↓↓↓

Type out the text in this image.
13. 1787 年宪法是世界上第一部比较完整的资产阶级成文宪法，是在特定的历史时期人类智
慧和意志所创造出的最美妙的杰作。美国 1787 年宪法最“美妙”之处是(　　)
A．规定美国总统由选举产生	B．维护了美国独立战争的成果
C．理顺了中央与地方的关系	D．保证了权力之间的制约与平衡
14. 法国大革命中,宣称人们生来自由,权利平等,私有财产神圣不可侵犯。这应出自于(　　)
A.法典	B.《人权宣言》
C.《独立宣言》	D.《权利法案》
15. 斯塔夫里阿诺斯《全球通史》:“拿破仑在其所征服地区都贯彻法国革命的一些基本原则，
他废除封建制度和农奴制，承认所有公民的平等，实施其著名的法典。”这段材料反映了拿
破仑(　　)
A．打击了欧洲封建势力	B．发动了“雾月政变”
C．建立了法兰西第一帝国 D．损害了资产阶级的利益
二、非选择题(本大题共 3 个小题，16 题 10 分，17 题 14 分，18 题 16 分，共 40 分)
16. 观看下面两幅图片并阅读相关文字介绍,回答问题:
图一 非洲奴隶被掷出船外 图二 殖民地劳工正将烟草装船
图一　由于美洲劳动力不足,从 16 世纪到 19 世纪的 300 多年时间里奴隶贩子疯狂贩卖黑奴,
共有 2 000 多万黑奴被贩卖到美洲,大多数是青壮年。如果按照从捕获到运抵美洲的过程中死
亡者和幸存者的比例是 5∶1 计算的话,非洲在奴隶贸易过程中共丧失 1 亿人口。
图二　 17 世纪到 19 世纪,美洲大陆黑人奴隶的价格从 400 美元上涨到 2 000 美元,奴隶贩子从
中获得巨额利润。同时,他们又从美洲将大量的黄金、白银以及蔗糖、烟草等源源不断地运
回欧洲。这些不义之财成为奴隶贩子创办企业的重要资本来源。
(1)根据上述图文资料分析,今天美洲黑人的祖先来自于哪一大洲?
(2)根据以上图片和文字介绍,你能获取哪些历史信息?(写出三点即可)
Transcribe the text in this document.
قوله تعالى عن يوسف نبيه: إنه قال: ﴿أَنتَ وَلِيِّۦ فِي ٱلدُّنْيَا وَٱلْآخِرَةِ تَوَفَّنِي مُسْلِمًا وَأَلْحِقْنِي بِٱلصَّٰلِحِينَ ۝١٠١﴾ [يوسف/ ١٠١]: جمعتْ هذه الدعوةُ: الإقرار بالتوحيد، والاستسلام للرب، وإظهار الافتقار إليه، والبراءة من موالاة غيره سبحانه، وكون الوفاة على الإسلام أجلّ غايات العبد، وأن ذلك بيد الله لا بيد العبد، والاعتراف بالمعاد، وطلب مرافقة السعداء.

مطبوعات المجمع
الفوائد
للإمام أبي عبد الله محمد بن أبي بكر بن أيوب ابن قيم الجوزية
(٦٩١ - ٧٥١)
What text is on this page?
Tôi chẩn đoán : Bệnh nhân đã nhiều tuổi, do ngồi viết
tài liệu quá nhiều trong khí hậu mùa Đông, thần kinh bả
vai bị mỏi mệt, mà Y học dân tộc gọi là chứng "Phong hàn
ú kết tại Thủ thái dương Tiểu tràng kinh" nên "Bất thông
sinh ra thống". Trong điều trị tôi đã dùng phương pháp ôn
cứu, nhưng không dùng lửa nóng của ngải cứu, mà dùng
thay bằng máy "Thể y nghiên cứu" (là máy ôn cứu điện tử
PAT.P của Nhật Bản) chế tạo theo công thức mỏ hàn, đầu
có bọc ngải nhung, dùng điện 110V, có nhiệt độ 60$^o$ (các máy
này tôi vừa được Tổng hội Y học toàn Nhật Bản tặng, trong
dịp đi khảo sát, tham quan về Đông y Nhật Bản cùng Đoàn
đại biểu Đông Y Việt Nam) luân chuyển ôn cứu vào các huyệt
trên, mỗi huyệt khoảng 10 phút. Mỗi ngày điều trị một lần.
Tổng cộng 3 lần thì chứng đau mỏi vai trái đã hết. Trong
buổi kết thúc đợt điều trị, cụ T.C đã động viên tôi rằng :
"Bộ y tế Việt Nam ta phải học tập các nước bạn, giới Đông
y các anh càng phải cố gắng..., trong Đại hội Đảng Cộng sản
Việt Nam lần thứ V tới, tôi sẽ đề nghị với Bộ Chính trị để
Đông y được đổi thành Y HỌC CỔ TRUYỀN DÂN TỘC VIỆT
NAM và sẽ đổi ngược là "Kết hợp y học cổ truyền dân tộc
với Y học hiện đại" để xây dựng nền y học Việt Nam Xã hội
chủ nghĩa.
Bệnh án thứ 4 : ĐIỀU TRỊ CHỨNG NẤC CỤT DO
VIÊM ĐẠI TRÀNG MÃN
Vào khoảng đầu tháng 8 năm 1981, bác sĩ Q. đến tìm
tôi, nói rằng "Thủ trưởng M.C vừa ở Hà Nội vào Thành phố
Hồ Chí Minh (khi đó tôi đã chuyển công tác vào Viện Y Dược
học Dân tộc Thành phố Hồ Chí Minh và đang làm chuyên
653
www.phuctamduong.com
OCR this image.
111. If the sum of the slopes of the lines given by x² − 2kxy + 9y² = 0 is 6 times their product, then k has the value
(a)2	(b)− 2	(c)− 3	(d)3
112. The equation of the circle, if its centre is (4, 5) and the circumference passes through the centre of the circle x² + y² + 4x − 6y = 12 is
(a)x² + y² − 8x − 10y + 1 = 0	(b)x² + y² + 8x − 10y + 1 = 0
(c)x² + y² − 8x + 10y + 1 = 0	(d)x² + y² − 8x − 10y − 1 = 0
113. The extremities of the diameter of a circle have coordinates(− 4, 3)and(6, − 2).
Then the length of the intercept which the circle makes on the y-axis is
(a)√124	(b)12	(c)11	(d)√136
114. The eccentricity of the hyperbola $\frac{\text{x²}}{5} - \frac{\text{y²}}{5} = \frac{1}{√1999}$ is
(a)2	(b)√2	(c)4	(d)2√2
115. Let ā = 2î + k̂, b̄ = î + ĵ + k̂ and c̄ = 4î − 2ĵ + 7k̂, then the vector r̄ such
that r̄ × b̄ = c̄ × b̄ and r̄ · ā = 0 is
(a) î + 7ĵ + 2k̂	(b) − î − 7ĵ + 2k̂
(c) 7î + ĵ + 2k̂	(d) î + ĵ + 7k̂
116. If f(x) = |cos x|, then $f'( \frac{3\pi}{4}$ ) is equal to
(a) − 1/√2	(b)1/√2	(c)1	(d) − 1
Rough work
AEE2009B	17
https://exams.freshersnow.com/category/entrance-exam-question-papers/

↑↑↑

◆ WRITTEN PROBLEM: Write out the data exactly as it stands.

◆ OUTPUT:
Type out the text in this image.
13. 1787 年宪法是世界上第一部比较完整的资产阶级成文宪法，是在特定的历史时期人类智
慧和意志所创造出的最美妙的杰作。美国 1787 年宪法最“美妙”之处是(　　)
A．规定美国总统由选举产生	B．维护了美国独立战争的成果
C．理顺了中央与地方的关系	D．保证了权力之间的制约与平衡
14. 法国大革命中,宣称人们生来自由,权利平等,私有财产神圣不可侵犯。这应出自于(　　)
A.法典	B.《人权宣言》
C.《独立宣言》	D.《权利法案》
15. 斯塔夫里阿诺斯《全球通史》:“拿破仑在其所征服地区都贯彻法国革命的一些基本原则，
他废除封建制度和农奴制，承认所有公民的平等，实施其著名的法典。”这段材料反映了拿
破仑(　　)
A．打击了欧洲封建势力	B．发动了“雾月政变”
C．建立了法兰西第一帝国 D．损害了资产阶级的利益
二、非选择题(本大题共 3 个小题，16 题 10 分，17 题 14 分，18 题 16 分，共 40 分)
16. 观看下面两幅图片并阅读相关文字介绍,回答问题:
图一 非洲奴隶被掷出船外 图二 殖民地劳工正将烟草装船
图一　由于美洲劳动力不足,从 16 世纪到 19 世纪的 300 多年时间里奴隶贩子疯狂贩卖黑奴,
共有 2 000 多万黑奴被贩卖到美洲,大多数是青壮年。如果按照从捕获到运抵美洲的过程中死
亡者和幸存者的比例是 5∶1 计算的话,非洲在奴隶贸易过程中共丧失 1 亿人口。
图二　 17 世纪到 19 世纪,美洲大陆黑人奴隶的价格从 400 美元上涨到 2 000 美元,奴隶贩子从
中获得巨额利润。同时,他们又从美洲将大量的黄金、白银以及蔗糖、烟草等源源不断地运
回欧洲。这些不义之财成为奴隶贩子创办企业的重要资本来源。
(1)根据上述图文资料分析,今天美洲黑人的祖先来自于哪一大洲?
(2)根据以上图片和文字介绍,你能获取哪些历史信息?(写出三点即可)
Transcribe the text in this document.
قوله تعالى عن يوسف نبيه: إنه قال: ﴿أَنتَ وَلِيِّۦ فِي ٱلدُّنْيَا وَٱلْآخِرَةِ تَوَفَّنِي مُسْلِمًا وَأَلْحِقْنِي بِٱلصَّٰلِحِينَ ۝١٠١﴾ [يوسف/ ١٠١]: جمعتْ هذه الدعوةُ: الإقرار بالتوحيد، والاستسلام للرب، وإظهار الافتقار إليه، والبراءة من موالاة غيره سبحانه، وكون الوفاة على الإسلام أجلّ غايات العبد، وأن ذلك بيد الله لا بيد العبد، والاعتراف بالمعاد، وطلب مرافقة السعداء.

مطبوعات المجمع
الفوائد
للإمام أبي عبد الله محمد بن أبي بكر بن أيوب ابن قيم الجوزية
(٦٩١ - ٧٥١)
What text is on this page?
Tôi chẩn đoán : Bệnh nhân đã nhiều tuổi, do ngồi viết
tài liệu quá nhiều trong khí hậu mùa Đông, thần kinh bả
vai bị mỏi mệt, mà Y học dân tộc gọi là chứng "Phong hàn
ú kết tại Thủ thái dương Tiểu tràng kinh" nên "Bất thông
sinh ra thống". Trong điều trị tôi đã dùng phương pháp ôn
cứu, nhưng không dùng lửa nóng của ngải cứu, mà dùng
thay bằng máy "Thể y nghiên cứu" (là máy ôn cứu điện tử
PAT.P của Nhật Bản) chế tạo theo công thức mỏ hàn, đầu
có bọc ngải nhung, dùng điện 110V, có nhiệt độ 60$^o$ (các máy
này tôi vừa được Tổng hội Y học toàn Nhật Bản tặng, trong
dịp đi khảo sát, tham quan về Đông y Nhật Bản cùng Đoàn
đại biểu Đông Y Việt Nam) luân chuyển ôn cứu vào các huyệt
trên, mỗi huyệt khoảng 10 phút. Mỗi ngày điều trị một lần.
Tổng cộng 3 lần thì chứng đau mỏi vai trái đã hết. Trong
buổi kết thúc đợt điều trị, cụ T.C đã động viên tôi rằng :
"Bộ y tế Việt Nam ta phải học tập các nước bạn, giới Đông
y các anh càng phải cố gắng..., trong Đại hội Đảng Cộng sản
Việt Nam lần thứ V tới, tôi sẽ đề nghị với Bộ Chính trị để
Đông y được đổi thành Y HỌC CỔ TRUYỀN DÂN TỘC VIỆT
NAM và sẽ đổi ngược là "Kết hợp y học cổ truyền dân tộc
với Y học hiện đại" để xây dựng nền y học Việt Nam Xã hội
chủ nghĩa.
Bệnh án thứ 4 : ĐIỀU TRỊ CHỨNG NẤC CỤT DO
VIÊM ĐẠI TRÀNG MÃN
Vào khoảng đầu tháng 8 năm 1981, bác sĩ Q. đến tìm
tôi, nói rằng "Thủ trưởng M.C vừa ở Hà Nội vào Thành phố
Hồ Chí Minh (khi đó tôi đã chuyển công tác vào Viện Y Dược
học Dân tộc Thành phố Hồ Chí Minh và đang làm chuyên
653
www.phuctamduong.com
OCR this image.
111. If the sum of the slopes of the lines given by x² − 2kxy + 9y² = 0 is 6 times their product, then k has the value
(a)2	(b)− 2	(c)− 3	(d)3
112. The equation of the circle, if its centre is (4, 5) and the circumference passes through the centre of the circle x² + y² + 4x − 6y = 12 is
(a)x² + y² − 8x − 10y + 1 = 0	(b)x² + y² + 8x − 10y + 1 = 0
(c)x² + y² − 8x + 10y + 1 = 0	(d)x² + y² − 8x − 10y − 1 = 0
113. The extremities of the diameter of a circle have coordinates(− 4, 3)and(6, − 2).
Then the length of the intercept which the circle makes on the y-axis is
(a)√124	(b)12	(c)11	(d)√136
114. The eccentricity of the hyperbola $\frac{\text{x²}}{5} - \frac{\text{y²}}{5} = \frac{1}{√1999}$ is
(a)2	(b)√2	(c)4	(d)2√2
115. Let ā = 2î + k̂, b̄ = î + ĵ + k̂ and c̄ = 4î − 2ĵ + 7k̂, then the vector r̄ such
that r̄ × b̄ = c̄ × b̄ and r̄ · ā = 0 is
(a) î + 7ĵ + 2k̂	(b) − î − 7ĵ + 2k̂
(c) 7î + ĵ + 2k̂	(d) î + ĵ + 7k̂
116. If f(x) = |cos x|, then $f'( \frac{3\pi}{4}$ ) is equal to
(a) − 1/√2	(b)1/√2	(c)1	(d) − 1
Rough work
AEE2009B	17
https://exams.freshersnow.com/category/entrance-exam-question-papers/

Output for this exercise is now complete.